■ Exercise instructions:
Write out every one of the rows below word for word, but omit the pictures.

— START Material —

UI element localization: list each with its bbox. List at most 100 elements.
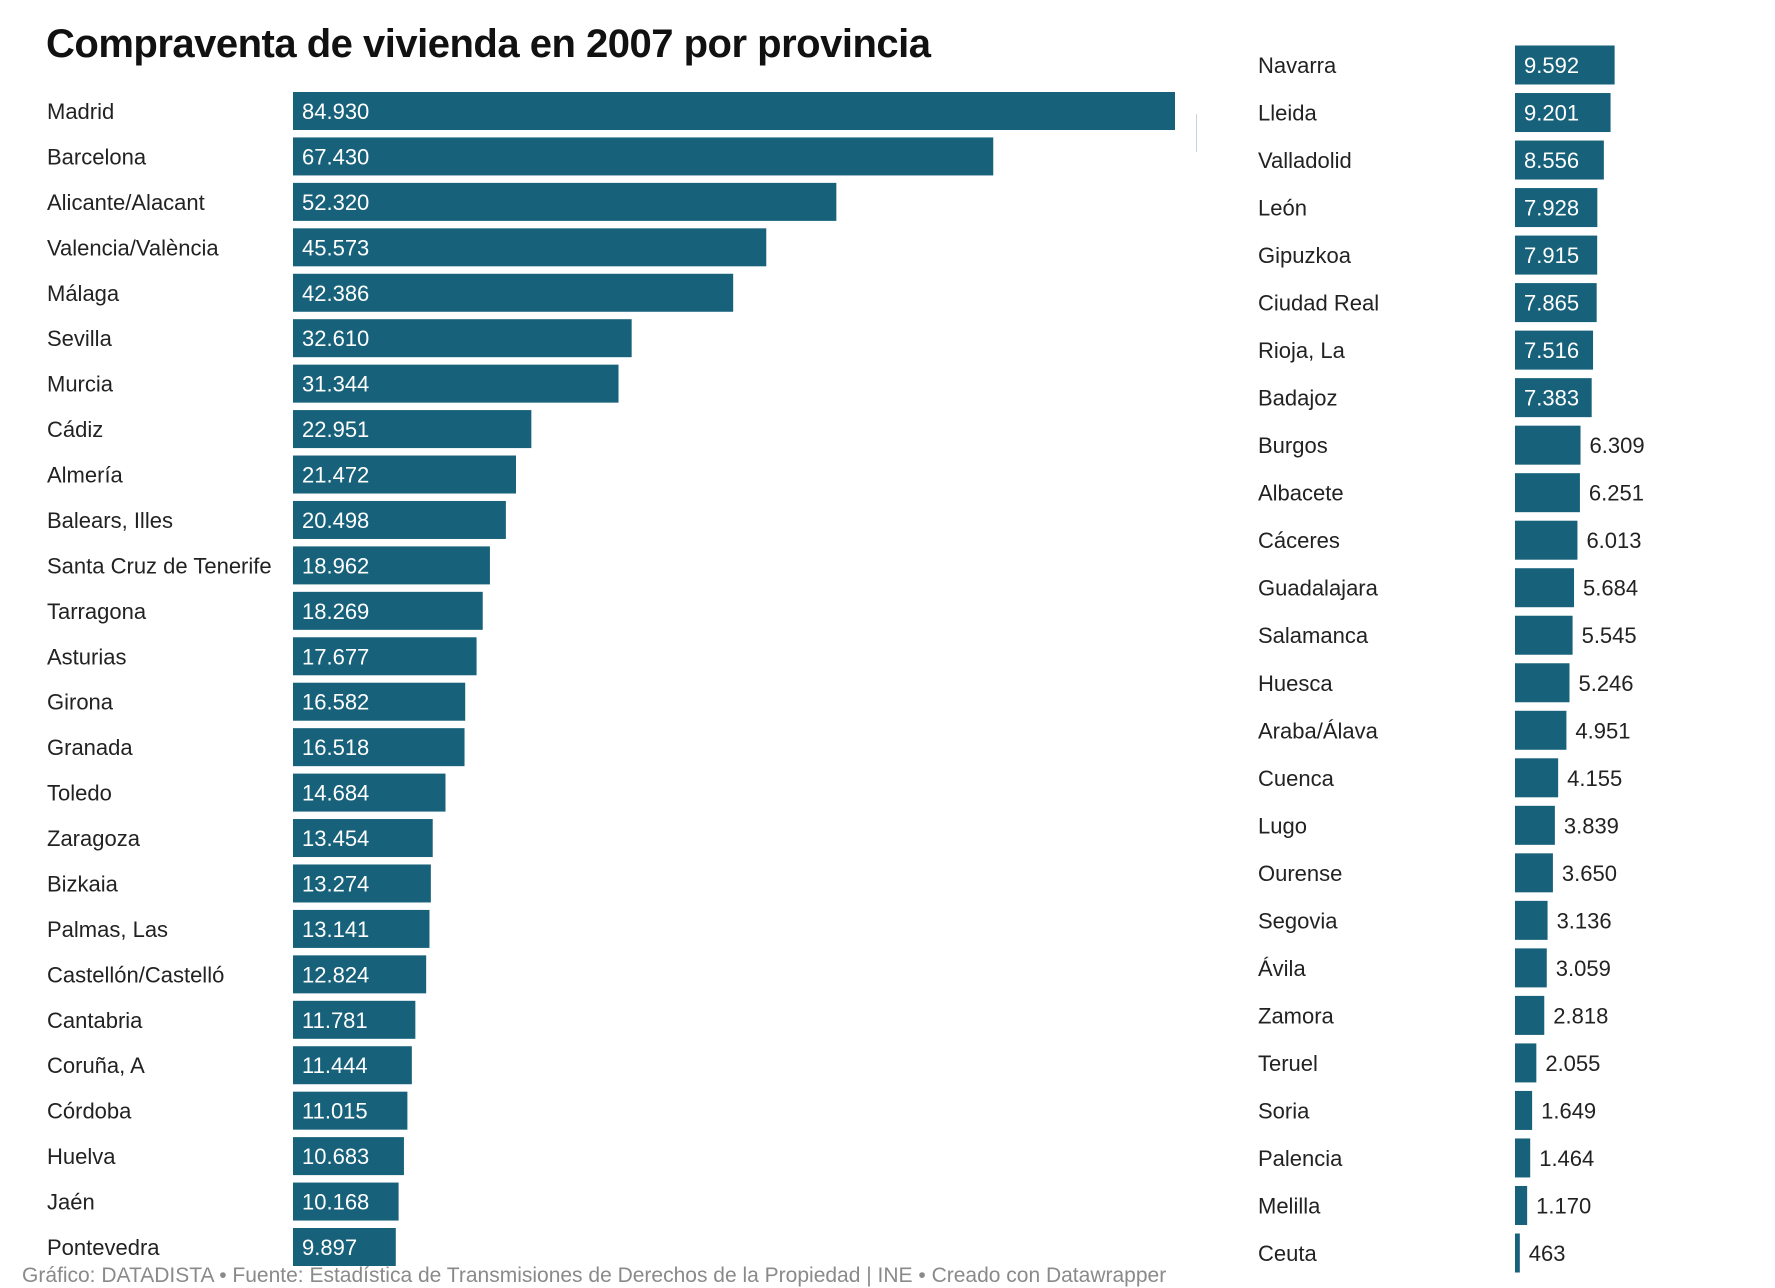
category-label: Ceuta — [1258, 1241, 1317, 1266]
category-label: Balears, Illes — [47, 508, 173, 533]
category-label: Barcelona — [47, 144, 147, 169]
bar — [293, 637, 477, 676]
value-label: 17.677 — [302, 644, 369, 669]
value-label: 2.818 — [1553, 1003, 1608, 1028]
bar — [293, 819, 433, 858]
bar-row: Tarragona 18.269 — [47, 591, 483, 630]
bar-row: Ciudad Real 7.865 — [1258, 283, 1597, 323]
bar-row: Burgos 6.309 — [1258, 425, 1645, 465]
bar — [1515, 188, 1598, 228]
bar-row: Almería 21.472 — [47, 455, 516, 494]
bar-row: Cáceres 6.013 — [1258, 520, 1642, 560]
value-label: 463 — [1529, 1241, 1566, 1266]
bar-row: Ávila 3.059 — [1258, 948, 1611, 988]
bar — [1515, 1233, 1520, 1273]
category-label: Almería — [47, 463, 124, 488]
bar-row: Cuenca 4.155 — [1258, 758, 1622, 798]
category-label: Lleida — [1258, 101, 1317, 126]
category-label: Asturias — [47, 644, 126, 669]
bar — [1515, 853, 1553, 893]
bar — [1515, 330, 1594, 370]
value-label: 12.824 — [302, 962, 369, 987]
category-label: Valencia/València — [47, 235, 219, 260]
bar-row: Sevilla 32.610 — [47, 319, 632, 358]
value-label: 11.781 — [302, 1008, 368, 1033]
bar-row: Guadalajara 5.684 — [1258, 568, 1638, 608]
value-label: 1.649 — [1541, 1098, 1596, 1123]
bar — [1515, 710, 1567, 750]
value-label: 9.897 — [302, 1235, 357, 1260]
bar — [293, 773, 446, 812]
bar-row: Rioja, La 7.516 — [1258, 330, 1594, 370]
bar — [1515, 1090, 1533, 1130]
bar-row: Santa Cruz de Tenerife 18.962 — [47, 546, 490, 585]
bar — [1515, 663, 1570, 703]
category-label: Salamanca — [1258, 623, 1369, 648]
bar-row: Valladolid 8.556 — [1258, 140, 1604, 180]
bar-row: Girona 16.582 — [47, 682, 466, 721]
chart-footer: Gráfico: DATADISTA • Fuente: Estadística… — [22, 1264, 1167, 1287]
bar-row: Melilla 1.170 — [1258, 1185, 1591, 1225]
category-label: Córdoba — [47, 1099, 132, 1124]
bar-row: Segovia 3.136 — [1258, 900, 1612, 940]
value-label: 3.059 — [1556, 956, 1611, 981]
category-label: Ciudad Real — [1258, 291, 1379, 316]
value-label: 9.201 — [1524, 101, 1579, 126]
category-label: Granada — [47, 735, 133, 760]
category-label: Madrid — [47, 99, 114, 124]
category-label: Soria — [1258, 1098, 1310, 1123]
bar-row: Teruel 2.055 — [1258, 1043, 1600, 1083]
bar — [1515, 900, 1548, 940]
value-label: 9.592 — [1524, 53, 1579, 78]
value-label: 3.839 — [1564, 813, 1619, 838]
value-label: 4.155 — [1567, 766, 1622, 791]
category-label: Cantabria — [47, 1008, 143, 1033]
value-label: 52.320 — [302, 190, 369, 215]
value-label: 1.464 — [1539, 1146, 1594, 1171]
bar-row: Toledo 14.684 — [47, 773, 446, 812]
bar-row: Huelva 10.683 — [47, 1137, 404, 1176]
bar-row: Málaga 42.386 — [47, 273, 734, 312]
chart-title: Compraventa de vivienda en 2007 por prov… — [46, 22, 931, 66]
bar-row: Castellón/Castelló 12.824 — [47, 955, 427, 994]
category-label: Girona — [47, 690, 114, 715]
bar — [1515, 948, 1547, 988]
category-label: Huelva — [47, 1144, 116, 1169]
value-label: 7.865 — [1524, 291, 1579, 316]
bar-row: Cantabria 11.781 — [47, 1000, 416, 1039]
bar — [293, 455, 516, 494]
value-label: 3.650 — [1562, 861, 1617, 886]
category-label: Melilla — [1258, 1193, 1321, 1218]
value-label: 67.430 — [302, 144, 369, 169]
category-label: Cuenca — [1258, 766, 1335, 791]
category-label: Zamora — [1258, 1003, 1335, 1028]
bar-row: Pontevedra 9.897 — [47, 1228, 396, 1266]
category-label: Albacete — [1258, 481, 1344, 506]
bar — [293, 682, 466, 721]
bar-row: Zamora 2.818 — [1258, 995, 1608, 1035]
bar-row: Madrid 84.930 — [47, 92, 1175, 130]
bar-row: Badajoz 7.383 — [1258, 378, 1592, 418]
category-label: Alicante/Alacant — [47, 190, 205, 215]
bar — [293, 500, 506, 539]
category-label: Zaragoza — [47, 826, 141, 851]
bar — [1515, 758, 1559, 798]
bar-row: Granada 16.518 — [47, 728, 465, 767]
bar — [1515, 425, 1581, 465]
value-label: 16.518 — [302, 735, 369, 760]
value-label: 8.556 — [1524, 148, 1579, 173]
bar — [293, 410, 532, 449]
category-label: Valladolid — [1258, 148, 1352, 173]
category-label: Guadalajara — [1258, 576, 1379, 601]
category-label: Toledo — [47, 781, 112, 806]
value-label: 45.573 — [302, 235, 369, 260]
value-label: 18.269 — [302, 599, 369, 624]
value-label: 3.136 — [1557, 908, 1612, 933]
bar-row: Palmas, Las 13.141 — [47, 909, 430, 948]
bar — [293, 955, 427, 994]
value-label: 10.683 — [302, 1144, 369, 1169]
category-label: Huesca — [1258, 671, 1333, 696]
bar-row: Córdoba 11.015 — [47, 1091, 408, 1130]
bar-row: Lleida 9.201 — [1258, 93, 1611, 133]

— END Material —

■ Correct response:
UI element localization: list each with its bbox. List at most 100 elements.
category-label: Ceuta — [1258, 1241, 1317, 1266]
category-label: Balears, Illes — [47, 508, 173, 533]
category-label: Barcelona — [47, 144, 147, 169]
bar — [293, 637, 477, 676]
value-label: 17.677 — [302, 644, 369, 669]
value-label: 2.818 — [1553, 1003, 1608, 1028]
bar — [293, 819, 433, 858]
bar-row: Tarragona 18.269 — [47, 591, 483, 630]
bar-row: Ciudad Real 7.865 — [1258, 283, 1597, 323]
bar-row: Burgos 6.309 — [1258, 425, 1645, 465]
bar — [1515, 188, 1598, 228]
bar-row: Almería 21.472 — [47, 455, 516, 494]
bar-row: Cáceres 6.013 — [1258, 520, 1642, 560]
value-label: 463 — [1529, 1241, 1566, 1266]
bar-row: Ávila 3.059 — [1258, 948, 1611, 988]
bar — [1515, 1233, 1520, 1273]
category-label: Almería — [47, 463, 124, 488]
bar-row: Cuenca 4.155 — [1258, 758, 1622, 798]
category-label: Lleida — [1258, 101, 1317, 126]
category-label: Asturias — [47, 644, 126, 669]
bar — [1515, 853, 1553, 893]
bar — [1515, 330, 1594, 370]
value-label: 12.824 — [302, 962, 369, 987]
category-label: Valencia/València — [47, 235, 219, 260]
bar-row: Sevilla 32.610 — [47, 319, 632, 358]
value-label: 11.781 — [302, 1008, 368, 1033]
bar-row: Guadalajara 5.684 — [1258, 568, 1638, 608]
value-label: 1.649 — [1541, 1098, 1596, 1123]
bar — [1515, 710, 1567, 750]
value-label: 9.897 — [302, 1235, 357, 1260]
bar — [293, 773, 446, 812]
bar-row: Rioja, La 7.516 — [1258, 330, 1594, 370]
bar — [1515, 1090, 1533, 1130]
bar-row: Santa Cruz de Tenerife 18.962 — [47, 546, 490, 585]
bar — [1515, 663, 1570, 703]
category-label: Salamanca — [1258, 623, 1369, 648]
bar-row: Valladolid 8.556 — [1258, 140, 1604, 180]
bar-row: Girona 16.582 — [47, 682, 466, 721]
chart-footer: Gráfico: DATADISTA • Fuente: Estadística… — [22, 1264, 1167, 1287]
bar-row: Melilla 1.170 — [1258, 1185, 1591, 1225]
category-label: Córdoba — [47, 1099, 132, 1124]
bar-row: Segovia 3.136 — [1258, 900, 1612, 940]
value-label: 3.059 — [1556, 956, 1611, 981]
category-label: Ciudad Real — [1258, 291, 1379, 316]
value-label: 9.201 — [1524, 101, 1579, 126]
category-label: Granada — [47, 735, 133, 760]
category-label: Madrid — [47, 99, 114, 124]
category-label: Soria — [1258, 1098, 1310, 1123]
bar-row: Teruel 2.055 — [1258, 1043, 1600, 1083]
bar — [1515, 900, 1548, 940]
value-label: 9.592 — [1524, 53, 1579, 78]
value-label: 3.839 — [1564, 813, 1619, 838]
value-label: 4.155 — [1567, 766, 1622, 791]
category-label: Cantabria — [47, 1008, 143, 1033]
value-label: 52.320 — [302, 190, 369, 215]
value-label: 1.464 — [1539, 1146, 1594, 1171]
bar-row: Toledo 14.684 — [47, 773, 446, 812]
bar-row: Huelva 10.683 — [47, 1137, 404, 1176]
bar-row: Málaga 42.386 — [47, 273, 734, 312]
chart-title: Compraventa de vivienda en 2007 por prov… — [46, 22, 931, 66]
bar-row: Castellón/Castelló 12.824 — [47, 955, 427, 994]
category-label: Girona — [47, 690, 114, 715]
bar — [1515, 948, 1547, 988]
category-label: Huelva — [47, 1144, 116, 1169]
value-label: 7.865 — [1524, 291, 1579, 316]
bar-row: Cantabria 11.781 — [47, 1000, 416, 1039]
bar — [293, 455, 516, 494]
value-label: 3.650 — [1562, 861, 1617, 886]
category-label: Melilla — [1258, 1193, 1321, 1218]
value-label: 67.430 — [302, 144, 369, 169]
category-label: Cuenca — [1258, 766, 1335, 791]
category-label: Zamora — [1258, 1003, 1335, 1028]
bar-row: Pontevedra 9.897 — [47, 1228, 396, 1266]
category-label: Albacete — [1258, 481, 1344, 506]
bar — [293, 682, 466, 721]
bar-row: Zamora 2.818 — [1258, 995, 1608, 1035]
bar-row: Madrid 84.930 — [47, 92, 1175, 130]
bar-row: Badajoz 7.383 — [1258, 378, 1592, 418]
category-label: Alicante/Alacant — [47, 190, 205, 215]
bar — [293, 500, 506, 539]
category-label: Zaragoza — [47, 826, 141, 851]
bar — [1515, 758, 1559, 798]
bar-row: Granada 16.518 — [47, 728, 465, 767]
bar — [1515, 425, 1581, 465]
value-label: 16.518 — [302, 735, 369, 760]
value-label: 8.556 — [1524, 148, 1579, 173]
bar — [293, 410, 532, 449]
category-label: Valladolid — [1258, 148, 1352, 173]
category-label: Guadalajara — [1258, 576, 1379, 601]
category-label: Toledo — [47, 781, 112, 806]
value-label: 45.573 — [302, 235, 369, 260]
value-label: 18.269 — [302, 599, 369, 624]
value-label: 3.136 — [1557, 908, 1612, 933]
bar-row: Palmas, Las 13.141 — [47, 909, 430, 948]
bar — [293, 955, 427, 994]
value-label: 10.683 — [302, 1144, 369, 1169]
category-label: Huesca — [1258, 671, 1333, 696]
bar-row: Córdoba 11.015 — [47, 1091, 408, 1130]
bar-row: Lleida 9.201 — [1258, 93, 1611, 133]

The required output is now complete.